BEGIN

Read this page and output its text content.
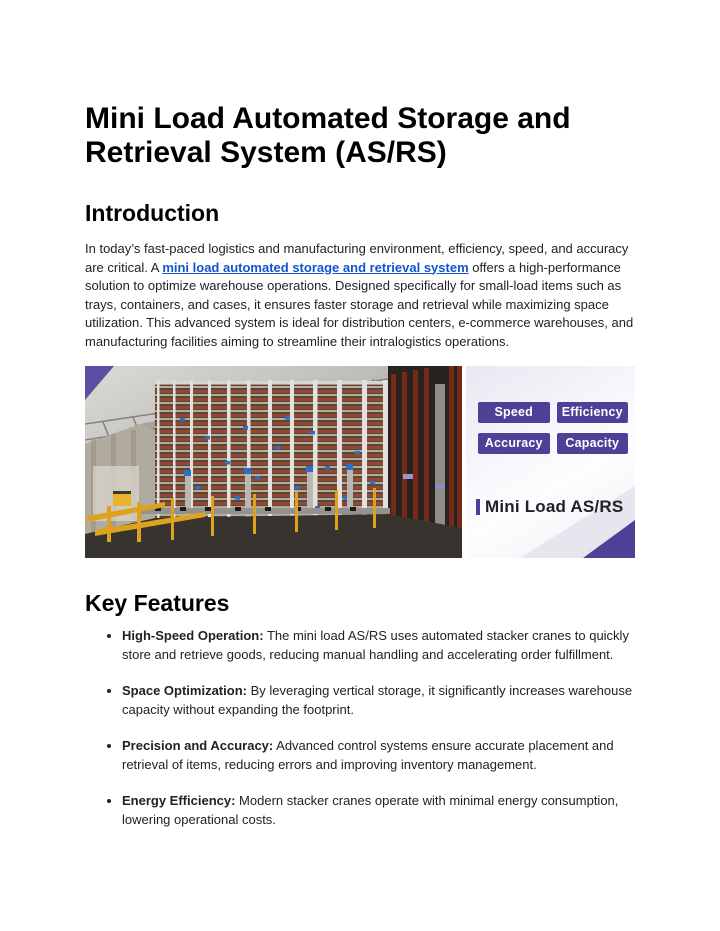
Mini Load Automated Storage and Retrieval System (AS/RS)
Introduction

In today’s fast-paced logistics and manufacturing environment, efficiency, speed, and accuracy are critical. A mini load automated storage and retrieval system offers a high-performance solution to optimize warehouse operations. Designed specifically for small-load items such as trays, containers, and cases, it ensures faster storage and retrieval while maximizing space utilization. This advanced system is ideal for distribution centers, e-commerce warehouses, and manufacturing facilities aiming to streamline their intralogistics operations.

Speed	Efficiency
Accuracy	Capacity
Mini Load AS/RS
Key Features
• High-Speed Operation: The mini load AS/RS uses automated stacker cranes to quickly store and retrieve goods, reducing manual handling and accelerating order fulfillment.
• Space Optimization: By leveraging vertical storage, it significantly increases warehouse capacity without expanding the footprint.
• Precision and Accuracy: Advanced control systems ensure accurate placement and retrieval of items, reducing errors and improving inventory management.
• Energy Efficiency: Modern stacker cranes operate with minimal energy consumption, lowering operational costs.
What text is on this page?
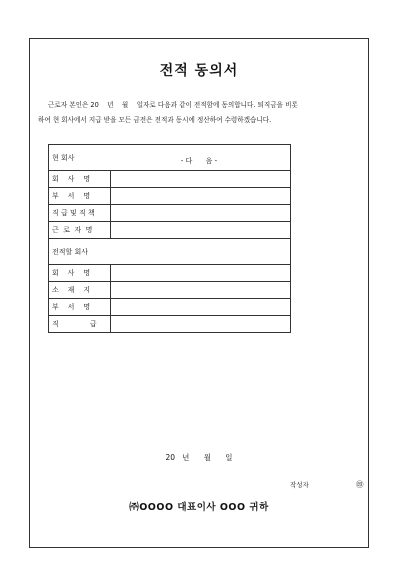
전적 동의서

근로자 본인은 20    년    월    일자로 다음과 같이 전적함에 동의합니다. 퇴직금을 비롯

하여 현 회사에서 지급 받을 모든 금전은 전적과 동시에 정산하여 수령하겠습니다.

- 다      음 -
20   년      월      일
작성자	㊞
㈜OOOO 대표이사 OOO 귀하
현 회사	
회    사    명	
부    서    명	
직 급 및 직 책	
근  로  자  명	
전적할 회사	
회    사    명	
소    재    지	
부    서    명	
직              급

END

Exercise requirements: Skip the images and write out the rest of the listing exactly.

Answer in full:
Read this page and output its text content.
Mini Load Automated Storage and Retrieval System (AS/RS)
Introduction

In today’s fast-paced logistics and manufacturing environment, efficiency, speed, and accuracy are critical. A mini load automated storage and retrieval system offers a high-performance solution to optimize warehouse operations. Designed specifically for small-load items such as trays, containers, and cases, it ensures faster storage and retrieval while maximizing space utilization. This advanced system is ideal for distribution centers, e-commerce warehouses, and manufacturing facilities aiming to streamline their intralogistics operations.

Speed	Efficiency
Accuracy	Capacity
Mini Load AS/RS
Key Features
• High-Speed Operation: The mini load AS/RS uses automated stacker cranes to quickly store and retrieve goods, reducing manual handling and accelerating order fulfillment.
• Space Optimization: By leveraging vertical storage, it significantly increases warehouse capacity without expanding the footprint.
• Precision and Accuracy: Advanced control systems ensure accurate placement and retrieval of items, reducing errors and improving inventory management.
• Energy Efficiency: Modern stacker cranes operate with minimal energy consumption, lowering operational costs.
What text is on this page?
전적 동의서

근로자 본인은 20    년    월    일자로 다음과 같이 전적함에 동의합니다. 퇴직금을 비롯

하여 현 회사에서 지급 받을 모든 금전은 전적과 동시에 정산하여 수령하겠습니다.

- 다      음 -
20   년      월      일
작성자	㊞
㈜OOOO 대표이사 OOO 귀하
현 회사	
회    사    명	
부    서    명	
직 급 및 직 책	
근  로  자  명	
전적할 회사	
회    사    명	
소    재    지	
부    서    명	
직              급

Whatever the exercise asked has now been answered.